- **Task goal**:
Your task is to extract every line from the material below exactly.

Data records:
________________________________________
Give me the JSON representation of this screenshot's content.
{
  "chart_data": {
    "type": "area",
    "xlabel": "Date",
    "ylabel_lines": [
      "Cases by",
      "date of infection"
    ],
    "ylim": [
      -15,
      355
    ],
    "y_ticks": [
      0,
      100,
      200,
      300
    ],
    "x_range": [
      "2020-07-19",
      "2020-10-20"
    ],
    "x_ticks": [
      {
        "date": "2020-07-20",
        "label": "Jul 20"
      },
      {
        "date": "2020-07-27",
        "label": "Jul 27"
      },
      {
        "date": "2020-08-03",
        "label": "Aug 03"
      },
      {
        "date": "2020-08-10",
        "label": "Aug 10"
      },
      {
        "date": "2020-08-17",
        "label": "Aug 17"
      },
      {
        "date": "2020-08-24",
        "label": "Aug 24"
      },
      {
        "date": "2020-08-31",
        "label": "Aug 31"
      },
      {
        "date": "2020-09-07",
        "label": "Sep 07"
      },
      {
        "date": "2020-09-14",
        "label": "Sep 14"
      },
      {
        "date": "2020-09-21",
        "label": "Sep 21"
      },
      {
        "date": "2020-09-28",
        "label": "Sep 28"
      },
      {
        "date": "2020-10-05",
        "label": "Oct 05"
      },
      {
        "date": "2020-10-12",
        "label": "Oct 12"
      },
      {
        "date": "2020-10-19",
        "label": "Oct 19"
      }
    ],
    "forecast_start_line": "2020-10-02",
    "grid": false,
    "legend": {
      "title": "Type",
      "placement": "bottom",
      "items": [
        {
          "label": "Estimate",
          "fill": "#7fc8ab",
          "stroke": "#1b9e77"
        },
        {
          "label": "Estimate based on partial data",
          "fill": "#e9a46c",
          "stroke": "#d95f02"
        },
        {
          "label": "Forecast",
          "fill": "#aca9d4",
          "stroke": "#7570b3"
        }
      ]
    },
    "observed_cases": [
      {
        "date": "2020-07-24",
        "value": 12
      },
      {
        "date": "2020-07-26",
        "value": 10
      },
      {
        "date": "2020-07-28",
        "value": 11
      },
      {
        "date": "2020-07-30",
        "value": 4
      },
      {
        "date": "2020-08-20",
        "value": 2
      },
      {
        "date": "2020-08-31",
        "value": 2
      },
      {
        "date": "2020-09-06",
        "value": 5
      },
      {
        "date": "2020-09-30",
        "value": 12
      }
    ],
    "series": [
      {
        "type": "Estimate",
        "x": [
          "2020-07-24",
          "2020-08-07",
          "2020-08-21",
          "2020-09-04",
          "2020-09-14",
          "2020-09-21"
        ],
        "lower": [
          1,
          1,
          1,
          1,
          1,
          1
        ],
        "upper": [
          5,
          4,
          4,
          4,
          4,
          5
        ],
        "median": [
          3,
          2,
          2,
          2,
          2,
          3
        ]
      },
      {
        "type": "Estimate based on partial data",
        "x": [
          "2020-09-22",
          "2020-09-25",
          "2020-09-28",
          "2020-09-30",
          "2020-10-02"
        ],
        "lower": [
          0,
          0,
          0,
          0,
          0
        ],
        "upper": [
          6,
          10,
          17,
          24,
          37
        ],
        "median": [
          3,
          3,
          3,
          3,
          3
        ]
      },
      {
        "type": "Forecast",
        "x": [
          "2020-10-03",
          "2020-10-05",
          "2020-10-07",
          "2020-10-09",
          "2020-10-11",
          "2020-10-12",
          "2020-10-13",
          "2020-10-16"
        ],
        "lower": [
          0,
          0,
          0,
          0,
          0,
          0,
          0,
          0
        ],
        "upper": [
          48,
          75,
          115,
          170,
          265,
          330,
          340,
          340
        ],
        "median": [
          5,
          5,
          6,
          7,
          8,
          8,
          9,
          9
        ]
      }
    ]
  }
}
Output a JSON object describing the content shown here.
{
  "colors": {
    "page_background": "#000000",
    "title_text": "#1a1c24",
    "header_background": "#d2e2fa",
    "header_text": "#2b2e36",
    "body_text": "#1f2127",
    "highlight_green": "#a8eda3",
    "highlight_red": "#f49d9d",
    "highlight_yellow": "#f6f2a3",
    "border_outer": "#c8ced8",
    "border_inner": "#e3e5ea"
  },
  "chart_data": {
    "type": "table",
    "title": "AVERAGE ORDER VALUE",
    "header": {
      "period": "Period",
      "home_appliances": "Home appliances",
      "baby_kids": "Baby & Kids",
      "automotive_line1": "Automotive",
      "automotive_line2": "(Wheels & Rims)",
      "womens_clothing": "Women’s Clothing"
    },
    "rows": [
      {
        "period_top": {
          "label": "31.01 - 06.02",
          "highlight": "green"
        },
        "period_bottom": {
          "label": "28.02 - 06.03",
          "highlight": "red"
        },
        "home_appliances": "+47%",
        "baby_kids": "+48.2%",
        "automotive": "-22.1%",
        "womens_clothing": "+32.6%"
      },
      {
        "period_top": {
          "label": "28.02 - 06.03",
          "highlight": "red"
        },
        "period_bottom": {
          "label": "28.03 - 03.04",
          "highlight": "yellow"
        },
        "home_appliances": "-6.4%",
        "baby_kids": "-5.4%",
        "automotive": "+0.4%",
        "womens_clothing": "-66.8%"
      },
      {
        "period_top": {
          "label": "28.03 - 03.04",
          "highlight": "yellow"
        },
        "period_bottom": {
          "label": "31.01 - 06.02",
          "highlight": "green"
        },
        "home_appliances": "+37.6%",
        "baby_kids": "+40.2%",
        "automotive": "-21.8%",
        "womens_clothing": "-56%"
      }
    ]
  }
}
________________________________________
- **Solution for this exercise**:
Give me the JSON representation of this screenshot's content.
{
  "chart_data": {
    "type": "area",
    "xlabel": "Date",
    "ylabel_lines": [
      "Cases by",
      "date of infection"
    ],
    "ylim": [
      -15,
      355
    ],
    "y_ticks": [
      0,
      100,
      200,
      300
    ],
    "x_range": [
      "2020-07-19",
      "2020-10-20"
    ],
    "x_ticks": [
      {
        "date": "2020-07-20",
        "label": "Jul 20"
      },
      {
        "date": "2020-07-27",
        "label": "Jul 27"
      },
      {
        "date": "2020-08-03",
        "label": "Aug 03"
      },
      {
        "date": "2020-08-10",
        "label": "Aug 10"
      },
      {
        "date": "2020-08-17",
        "label": "Aug 17"
      },
      {
        "date": "2020-08-24",
        "label": "Aug 24"
      },
      {
        "date": "2020-08-31",
        "label": "Aug 31"
      },
      {
        "date": "2020-09-07",
        "label": "Sep 07"
      },
      {
        "date": "2020-09-14",
        "label": "Sep 14"
      },
      {
        "date": "2020-09-21",
        "label": "Sep 21"
      },
      {
        "date": "2020-09-28",
        "label": "Sep 28"
      },
      {
        "date": "2020-10-05",
        "label": "Oct 05"
      },
      {
        "date": "2020-10-12",
        "label": "Oct 12"
      },
      {
        "date": "2020-10-19",
        "label": "Oct 19"
      }
    ],
    "forecast_start_line": "2020-10-02",
    "grid": false,
    "legend": {
      "title": "Type",
      "placement": "bottom",
      "items": [
        {
          "label": "Estimate",
          "fill": "#7fc8ab",
          "stroke": "#1b9e77"
        },
        {
          "label": "Estimate based on partial data",
          "fill": "#e9a46c",
          "stroke": "#d95f02"
        },
        {
          "label": "Forecast",
          "fill": "#aca9d4",
          "stroke": "#7570b3"
        }
      ]
    },
    "observed_cases": [
      {
        "date": "2020-07-24",
        "value": 12
      },
      {
        "date": "2020-07-26",
        "value": 10
      },
      {
        "date": "2020-07-28",
        "value": 11
      },
      {
        "date": "2020-07-30",
        "value": 4
      },
      {
        "date": "2020-08-20",
        "value": 2
      },
      {
        "date": "2020-08-31",
        "value": 2
      },
      {
        "date": "2020-09-06",
        "value": 5
      },
      {
        "date": "2020-09-30",
        "value": 12
      }
    ],
    "series": [
      {
        "type": "Estimate",
        "x": [
          "2020-07-24",
          "2020-08-07",
          "2020-08-21",
          "2020-09-04",
          "2020-09-14",
          "2020-09-21"
        ],
        "lower": [
          1,
          1,
          1,
          1,
          1,
          1
        ],
        "upper": [
          5,
          4,
          4,
          4,
          4,
          5
        ],
        "median": [
          3,
          2,
          2,
          2,
          2,
          3
        ]
      },
      {
        "type": "Estimate based on partial data",
        "x": [
          "2020-09-22",
          "2020-09-25",
          "2020-09-28",
          "2020-09-30",
          "2020-10-02"
        ],
        "lower": [
          0,
          0,
          0,
          0,
          0
        ],
        "upper": [
          6,
          10,
          17,
          24,
          37
        ],
        "median": [
          3,
          3,
          3,
          3,
          3
        ]
      },
      {
        "type": "Forecast",
        "x": [
          "2020-10-03",
          "2020-10-05",
          "2020-10-07",
          "2020-10-09",
          "2020-10-11",
          "2020-10-12",
          "2020-10-13",
          "2020-10-16"
        ],
        "lower": [
          0,
          0,
          0,
          0,
          0,
          0,
          0,
          0
        ],
        "upper": [
          48,
          75,
          115,
          170,
          265,
          330,
          340,
          340
        ],
        "median": [
          5,
          5,
          6,
          7,
          8,
          8,
          9,
          9
        ]
      }
    ]
  }
}
Output a JSON object describing the content shown here.
{
  "colors": {
    "page_background": "#000000",
    "title_text": "#1a1c24",
    "header_background": "#d2e2fa",
    "header_text": "#2b2e36",
    "body_text": "#1f2127",
    "highlight_green": "#a8eda3",
    "highlight_red": "#f49d9d",
    "highlight_yellow": "#f6f2a3",
    "border_outer": "#c8ced8",
    "border_inner": "#e3e5ea"
  },
  "chart_data": {
    "type": "table",
    "title": "AVERAGE ORDER VALUE",
    "header": {
      "period": "Period",
      "home_appliances": "Home appliances",
      "baby_kids": "Baby & Kids",
      "automotive_line1": "Automotive",
      "automotive_line2": "(Wheels & Rims)",
      "womens_clothing": "Women’s Clothing"
    },
    "rows": [
      {
        "period_top": {
          "label": "31.01 - 06.02",
          "highlight": "green"
        },
        "period_bottom": {
          "label": "28.02 - 06.03",
          "highlight": "red"
        },
        "home_appliances": "+47%",
        "baby_kids": "+48.2%",
        "automotive": "-22.1%",
        "womens_clothing": "+32.6%"
      },
      {
        "period_top": {
          "label": "28.02 - 06.03",
          "highlight": "red"
        },
        "period_bottom": {
          "label": "28.03 - 03.04",
          "highlight": "yellow"
        },
        "home_appliances": "-6.4%",
        "baby_kids": "-5.4%",
        "automotive": "+0.4%",
        "womens_clothing": "-66.8%"
      },
      {
        "period_top": {
          "label": "28.03 - 03.04",
          "highlight": "yellow"
        },
        "period_bottom": {
          "label": "31.01 - 06.02",
          "highlight": "green"
        },
        "home_appliances": "+37.6%",
        "baby_kids": "+40.2%",
        "automotive": "-21.8%",
        "womens_clothing": "-56%"
      }
    ]
  }
}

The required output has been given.